Set problem. Each line below should be reproduced without any alteration.

Dataset items:
━━━━━━━━━━
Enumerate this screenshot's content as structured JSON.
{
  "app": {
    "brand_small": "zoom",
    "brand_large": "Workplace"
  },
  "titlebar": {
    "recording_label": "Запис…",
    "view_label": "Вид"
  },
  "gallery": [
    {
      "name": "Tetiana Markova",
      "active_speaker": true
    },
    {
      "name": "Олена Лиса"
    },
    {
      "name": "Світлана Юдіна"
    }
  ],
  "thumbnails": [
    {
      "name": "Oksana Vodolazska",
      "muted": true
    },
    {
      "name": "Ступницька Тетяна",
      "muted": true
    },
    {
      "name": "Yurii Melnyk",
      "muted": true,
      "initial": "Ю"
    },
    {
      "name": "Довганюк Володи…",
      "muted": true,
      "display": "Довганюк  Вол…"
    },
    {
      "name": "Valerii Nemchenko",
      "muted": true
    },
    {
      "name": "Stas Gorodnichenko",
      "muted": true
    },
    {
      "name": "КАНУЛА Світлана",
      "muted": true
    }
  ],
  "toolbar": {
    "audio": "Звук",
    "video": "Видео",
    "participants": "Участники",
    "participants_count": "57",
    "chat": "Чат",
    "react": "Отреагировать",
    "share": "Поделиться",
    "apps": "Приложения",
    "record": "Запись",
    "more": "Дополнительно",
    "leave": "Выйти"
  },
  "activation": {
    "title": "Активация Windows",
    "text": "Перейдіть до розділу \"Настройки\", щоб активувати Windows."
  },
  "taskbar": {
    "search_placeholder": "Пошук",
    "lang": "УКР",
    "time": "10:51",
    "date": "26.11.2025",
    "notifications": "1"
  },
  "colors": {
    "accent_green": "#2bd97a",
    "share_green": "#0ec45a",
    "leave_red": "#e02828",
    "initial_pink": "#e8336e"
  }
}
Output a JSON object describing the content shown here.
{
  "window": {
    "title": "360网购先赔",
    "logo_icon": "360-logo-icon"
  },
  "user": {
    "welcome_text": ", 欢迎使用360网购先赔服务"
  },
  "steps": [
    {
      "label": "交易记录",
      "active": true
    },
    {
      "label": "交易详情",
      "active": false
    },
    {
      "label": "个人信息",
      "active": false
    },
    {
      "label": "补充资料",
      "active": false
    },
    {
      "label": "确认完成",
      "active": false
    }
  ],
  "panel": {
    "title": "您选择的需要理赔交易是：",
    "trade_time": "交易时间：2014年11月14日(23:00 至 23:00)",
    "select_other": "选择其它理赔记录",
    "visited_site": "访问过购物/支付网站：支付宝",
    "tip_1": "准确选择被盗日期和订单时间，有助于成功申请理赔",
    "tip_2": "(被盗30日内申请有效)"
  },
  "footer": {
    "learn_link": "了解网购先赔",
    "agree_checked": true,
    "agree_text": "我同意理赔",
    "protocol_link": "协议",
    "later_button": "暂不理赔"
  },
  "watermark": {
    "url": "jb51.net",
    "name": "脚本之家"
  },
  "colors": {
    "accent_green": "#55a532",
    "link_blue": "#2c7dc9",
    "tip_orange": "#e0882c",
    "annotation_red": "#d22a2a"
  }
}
━━━━━━━━━━
Exercise solution.
Enumerate this screenshot's content as structured JSON.
{
  "app": {
    "brand_small": "zoom",
    "brand_large": "Workplace"
  },
  "titlebar": {
    "recording_label": "Запис…",
    "view_label": "Вид"
  },
  "gallery": [
    {
      "name": "Tetiana Markova",
      "active_speaker": true
    },
    {
      "name": "Олена Лиса"
    },
    {
      "name": "Світлана Юдіна"
    }
  ],
  "thumbnails": [
    {
      "name": "Oksana Vodolazska",
      "muted": true
    },
    {
      "name": "Ступницька Тетяна",
      "muted": true
    },
    {
      "name": "Yurii Melnyk",
      "muted": true,
      "initial": "Ю"
    },
    {
      "name": "Довганюк Володи…",
      "muted": true,
      "display": "Довганюк  Вол…"
    },
    {
      "name": "Valerii Nemchenko",
      "muted": true
    },
    {
      "name": "Stas Gorodnichenko",
      "muted": true
    },
    {
      "name": "КАНУЛА Світлана",
      "muted": true
    }
  ],
  "toolbar": {
    "audio": "Звук",
    "video": "Видео",
    "participants": "Участники",
    "participants_count": "57",
    "chat": "Чат",
    "react": "Отреагировать",
    "share": "Поделиться",
    "apps": "Приложения",
    "record": "Запись",
    "more": "Дополнительно",
    "leave": "Выйти"
  },
  "activation": {
    "title": "Активация Windows",
    "text": "Перейдіть до розділу \"Настройки\", щоб активувати Windows."
  },
  "taskbar": {
    "search_placeholder": "Пошук",
    "lang": "УКР",
    "time": "10:51",
    "date": "26.11.2025",
    "notifications": "1"
  },
  "colors": {
    "accent_green": "#2bd97a",
    "share_green": "#0ec45a",
    "leave_red": "#e02828",
    "initial_pink": "#e8336e"
  }
}
Output a JSON object describing the content shown here.
{
  "window": {
    "title": "360网购先赔",
    "logo_icon": "360-logo-icon"
  },
  "user": {
    "welcome_text": ", 欢迎使用360网购先赔服务"
  },
  "steps": [
    {
      "label": "交易记录",
      "active": true
    },
    {
      "label": "交易详情",
      "active": false
    },
    {
      "label": "个人信息",
      "active": false
    },
    {
      "label": "补充资料",
      "active": false
    },
    {
      "label": "确认完成",
      "active": false
    }
  ],
  "panel": {
    "title": "您选择的需要理赔交易是：",
    "trade_time": "交易时间：2014年11月14日(23:00 至 23:00)",
    "select_other": "选择其它理赔记录",
    "visited_site": "访问过购物/支付网站：支付宝",
    "tip_1": "准确选择被盗日期和订单时间，有助于成功申请理赔",
    "tip_2": "(被盗30日内申请有效)"
  },
  "footer": {
    "learn_link": "了解网购先赔",
    "agree_checked": true,
    "agree_text": "我同意理赔",
    "protocol_link": "协议",
    "later_button": "暂不理赔"
  },
  "watermark": {
    "url": "jb51.net",
    "name": "脚本之家"
  },
  "colors": {
    "accent_green": "#55a532",
    "link_blue": "#2c7dc9",
    "tip_orange": "#e0882c",
    "annotation_red": "#d22a2a"
  }
}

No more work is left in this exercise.